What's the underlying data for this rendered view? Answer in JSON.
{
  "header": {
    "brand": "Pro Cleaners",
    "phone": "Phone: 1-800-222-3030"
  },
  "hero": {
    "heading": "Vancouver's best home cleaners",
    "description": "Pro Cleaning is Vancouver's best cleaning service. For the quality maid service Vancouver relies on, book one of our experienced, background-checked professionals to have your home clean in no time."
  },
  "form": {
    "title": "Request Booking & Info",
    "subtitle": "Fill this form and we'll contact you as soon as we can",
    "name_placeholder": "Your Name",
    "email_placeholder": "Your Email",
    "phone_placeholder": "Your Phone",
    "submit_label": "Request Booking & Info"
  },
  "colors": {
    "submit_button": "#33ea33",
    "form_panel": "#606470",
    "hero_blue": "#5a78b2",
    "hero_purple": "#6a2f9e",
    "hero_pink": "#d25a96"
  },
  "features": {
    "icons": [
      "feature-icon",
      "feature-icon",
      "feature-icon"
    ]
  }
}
....
* The exercise *
Find all the lines containing "Vancouver" in the material, then copy them.

* Problem solution *
    "heading": "Vancouver's best home cleaners",
    "description": "Pro Cleaning is Vancouver's best cleaning service. For the quality maid service Vancouver relies on, book one of our experienced, background-checked professionals to have your home clean in no time."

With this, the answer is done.